_Your goal_
Scan the material for the word "suisses", and copy each line where it shows up.

_Provided records_
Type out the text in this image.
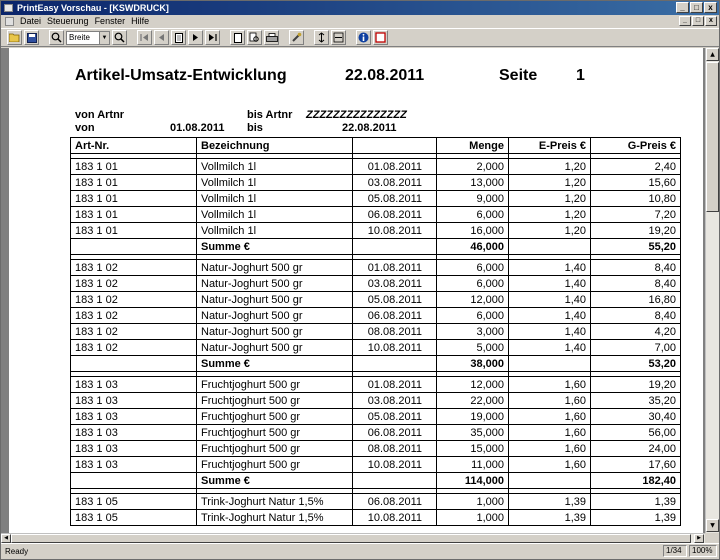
PrintEasy Vorschau - [KSWDRUCK]	_	□	x
Datei Steuerung Fenster Hilfe	_	□	x
Breite	▼
Artikel-Umsatz-Entwicklung	22.08.2011	Seite 1
von Artnr	bis Artnr ZZZZZZZZZZZZZZZ
von	01.08.2011 bis	22.08.2011
Art-Nr.	Bezeichnung		Menge	E-Preis €	G-Preis €

183 1 01	Vollmilch 1l	01.08.2011	2,000	1,20	2,40
183 1 01	Vollmilch 1l	03.08.2011	13,000	1,20	15,60
183 1 01	Vollmilch 1l	05.08.2011	9,000	1,20	10,80
183 1 01	Vollmilch 1l	06.08.2011	6,000	1,20	7,20
183 1 01	Vollmilch 1l	10.08.2011	16,000	1,20	19,20
	Summe €		46,000		55,20

183 1 02	Natur-Joghurt 500 gr	01.08.2011	6,000	1,40	8,40
183 1 02	Natur-Joghurt 500 gr	03.08.2011	6,000	1,40	8,40
183 1 02	Natur-Joghurt 500 gr	05.08.2011	12,000	1,40	16,80
183 1 02	Natur-Joghurt 500 gr	06.08.2011	6,000	1,40	8,40
183 1 02	Natur-Joghurt 500 gr	08.08.2011	3,000	1,40	4,20
183 1 02	Natur-Joghurt 500 gr	10.08.2011	5,000	1,40	7,00
	Summe €		38,000		53,20

183 1 03	Fruchtjoghurt 500 gr	01.08.2011	12,000	1,60	19,20
183 1 03	Fruchtjoghurt 500 gr	03.08.2011	22,000	1,60	35,20
183 1 03	Fruchtjoghurt 500 gr	05.08.2011	19,000	1,60	30,40
183 1 03	Fruchtjoghurt 500 gr	06.08.2011	35,000	1,60	56,00
183 1 03	Fruchtjoghurt 500 gr	08.08.2011	15,000	1,60	24,00
183 1 03	Fruchtjoghurt 500 gr	10.08.2011	11,000	1,60	17,60
	Summe €		114,000		182,40

183 1 05	Trink-Joghurt Natur 1,5%	06.08.2011	1,000	1,39	1,39
183 1 05	Trink-Joghurt Natur 1,5%	10.08.2011	1,000	1,39	1,39
▲
▼
◀	▶
Ready	1/34	100%
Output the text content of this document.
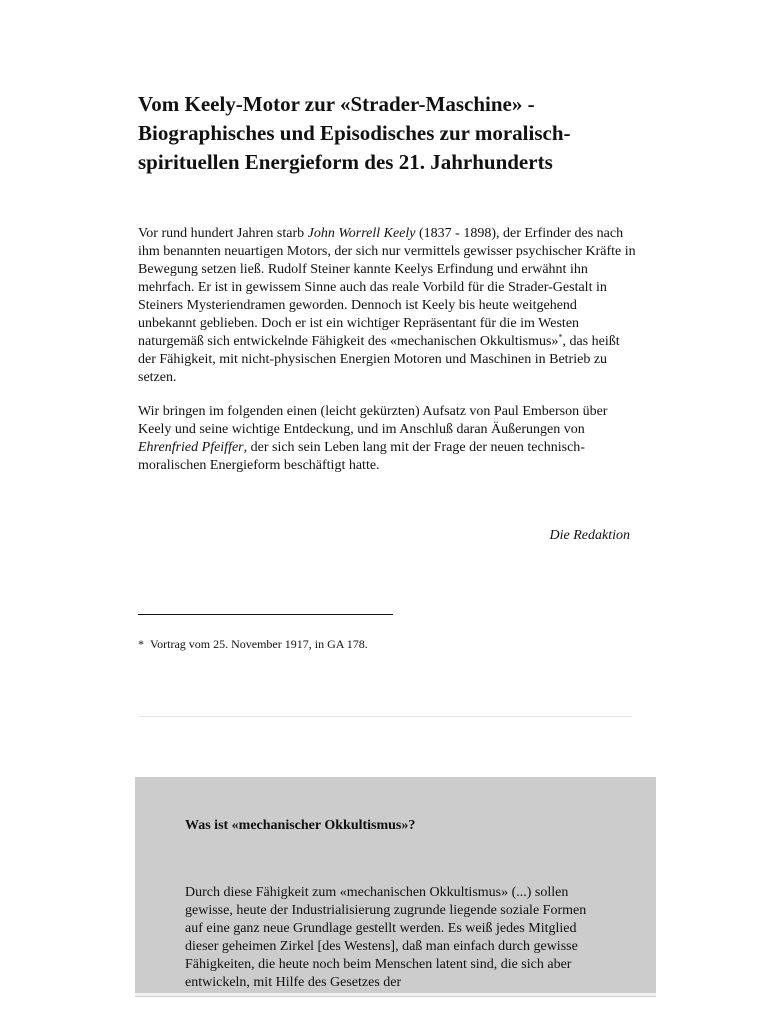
Vom Keely-Motor zur «Strader-Maschine» - Biographisches und Episodisches zur moralisch-spirituellen Energieform des 21. Jahrhunderts

Vor rund hundert Jahren starb John Worrell Keely (1837 - 1898), der Erfinder des nach ihm benannten neuartigen Motors, der sich nur vermittels gewisser psychischer Kräfte in Bewegung setzen ließ. Rudolf Steiner kannte Keelys Erfindung und erwähnt ihn mehrfach. Er ist in gewissem Sinne auch das reale Vorbild für die Strader-Gestalt in Steiners Mysteriendramen geworden. Dennoch ist Keely bis heute weitgehend unbekannt geblieben. Doch er ist ein wichtiger Repräsentant für die im Westen naturgemäß sich entwickelnde Fähigkeit des «mechanischen Okkultismus»*, das heißt der Fähigkeit, mit nicht-physischen Energien Motoren und Maschinen in Betrieb zu setzen.

Wir bringen im folgenden einen (leicht gekürzten) Aufsatz von Paul Emberson über Keely und seine wichtige Entdeckung, und im Anschluß daran Äußerungen von Ehrenfried Pfeiffer, der sich sein Leben lang mit der Frage der neuen technisch-moralischen Energieform beschäftigt hatte.

Die Redaktion

* Vortrag vom 25. November 1917, in GA 178.

Was ist «mechanischer Okkultismus»?

Durch diese Fähigkeit zum «mechanischen Okkultismus» (...) sollen gewisse, heute der Industrialisierung zugrunde liegende soziale Formen auf eine ganz neue Grundlage gestellt werden. Es weiß jedes Mitglied dieser geheimen Zirkel [des Westens], daß man einfach durch gewisse Fähigkeiten, die heute noch beim Menschen latent sind, die sich aber entwickeln, mit Hilfe des Gesetzes der
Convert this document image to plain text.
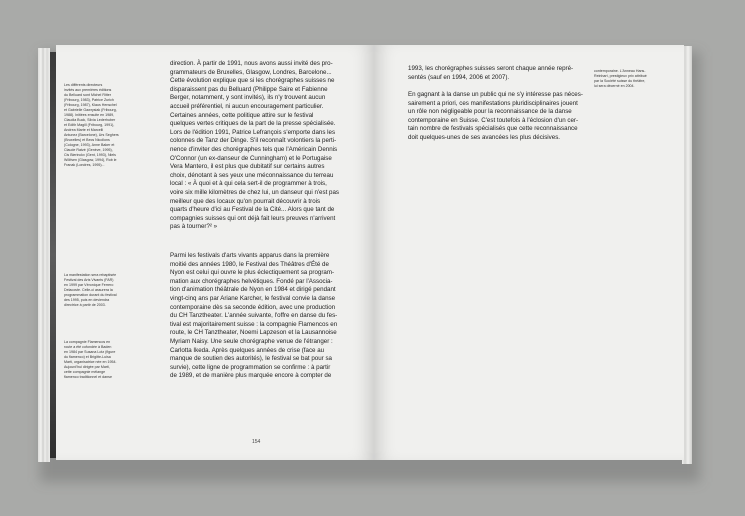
Les différents directeurs
invités aux premières éditions
du Belluard sont Michel Ritter
(Fribourg, 1983), Patrice Zurich
(Fribourg, 1987), Klaus Henschel
et Gabrielle Gawrysiak (Fribourg,
1988). Initiées ensuite en 1989,
Claudia Buck, Silvia Lederhuber
et Edith Magill (Fribourg, 1991),
Andrea Marte et Marcelli
Antunez (Barcelone), Urs Seghers
(Bruxelles) et Becs Nicollons
(Cologne, 1993), Anne Baker et
Claude Ratzé (Genève, 1995),
Cis Bierinckx (Gent, 1993), Niels
Wölfsen (Glasgow, 1994), Rob le
Franak (Londres, 1995)...
La manifestation sera rebaptisée
Festival des Arts Vivants (FAR)
en 1999 par Véronique Ferrero
Delacoste. Celle-ci assurera la
programmation durant du festival
des 1995, puis en deviendra
directrice à partir de 2003.
La compagnie Flamencos en
route a été cofondée à Baden
en 1984 par Susana Lotz (figure
du flamenco) et Brigitte-Luisa
Marti, organisatrice née en 1954.
Aujourd'hui dirigée par Marti,
cette compagnie mélange
flamenco traditionnel et danse
direction. À partir de 1991, nous avons aussi invité des pro-
grammateurs de Bruxelles, Glasgow, Londres, Barcelone...
Cette évolution explique que si les chorégraphes suisses ne
disparaissent pas du Belluard (Philippe Saire et Fabienne
Berger, notamment, y sont invités), ils n'y trouvent aucun
accueil préférentiel, ni aucun encouragement particulier.
Certaines années, cette politique attire sur le festival
quelques vertes critiques de la part de la presse spécialisée.
Lors de l'édition 1991, Patrice Lefrançois s'emporte dans les
colonnes de Tanz der Dinge. S'il reconnaît volontiers la perti-
nence d'inviter des chorégraphes tels que l'Américain Dennis
O'Connor (un ex-danseur de Cunningham) et le Portugaise
Vera Mantero, il est plus que dubitatif sur certains autres
choix, dénotant à ses yeux une méconnaissance du terreau
local : « À quoi et à qui cela sert-il de programmer à trois,
voire six mille kilomètres de chez lui, un danseur qui n'est pas
meilleur que des locaux qu'on pourrait découvrir à trois
quarts d'heure d'ici au Festival de la Cité... Alors que tant de
compagnies suisses qui ont déjà fait leurs preuves n'arrivent
pas à tourner?² »
Parmi les festivals d'arts vivants apparus dans la première
moitié des années 1980, le Festival des Théâtres d'Été de
Nyon est celui qui ouvre le plus éclectiquement sa program-
mation aux chorégraphes helvétiques. Fondé par l'Associa-
tion d'animation théâtrale de Nyon en 1984 et dirigé pendant
vingt-cinq ans par Ariane Karcher, le festival convie la danse
contemporaine dès sa seconde édition, avec une production
du CH Tanztheater. L'année suivante, l'offre en danse du fes-
tival est majoritairement suisse : la compagnie Flamencos en
route, le CH Tanztheater, Noemi Lapzeson et la Lausannoise
Myriam Naisy. Une seule chorégraphe venue de l'étranger :
Carlotta Ikeda. Après quelques années de crise (face au
manque de soutien des autorités), le festival se bat pour sa
survie), cette ligne de programmation se confirme : à partir
de 1989, et de manière plus marquée encore à compter de
154
1993, les chorégraphes suisses seront chaque année repré-
sentés (sauf en 1994, 2006 et 2007).
En gagnant à la danse un public qui ne s'y intéresse pas néces-
sairement a priori, ces manifestations pluridisciplinaires jouent
un rôle non négligeable pour la reconnaissance de la danse
contemporaine en Suisse. C'est toutefois à l'éclosion d'un cer-
tain nombre de festivals spécialisés que cette reconnaissance
doit quelques-unes de ses avancées les plus décisives.
contemporaine. L'Anneau Hans-
Reinhart, prestigieux prix attribué
par la Société suisse du théâtre,
lui sera décerné en 2004.
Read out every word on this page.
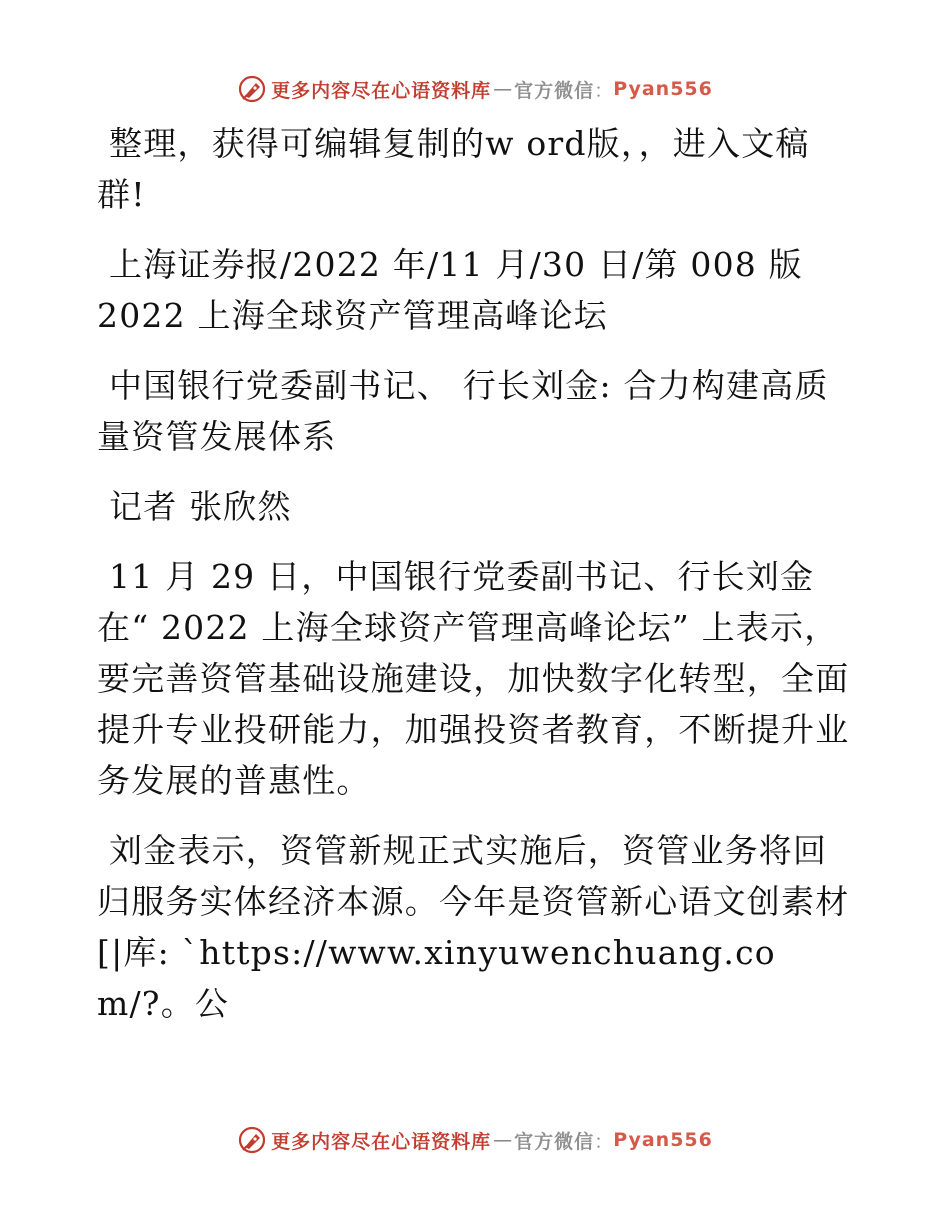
更多内容尽在心语资料库 — 官方微信 ： Pyan556

整理，获得可编辑复制的w ord版，，进入文稿群!

上海证券报/2022 年/11 月/30 日/第 008 版

2022 上海全球资产管理高峰论坛

中国银行党委副书记、 行长刘金: 合力构建高质量资管发展体系

记者 张欣然

11 月 29 日，中国银行党委副书记、行长刘金在“ 2022 上海全球资产管理高峰论坛” 上表示，要完善资管基础设施建设，加快数字化转型，全面提升专业投研能力，加强投资者教育，不断提升业务发展的普惠性。

刘金表示，资管新规正式实施后，资管业务将回归服务实体经济本源。今年是资管新心语文创素材[|库: `https://www.xinyuwenchuang.com/?。公

更多内容尽在心语资料库 — 官方微信 ： Pyan556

_Correct result_
Cette évolution explique que si les chorégraphes suisses ne
compagnies suisses qui ont déjà fait leurs preuves n'arrivent
1993, les chorégraphes suisses seront chaque année repré-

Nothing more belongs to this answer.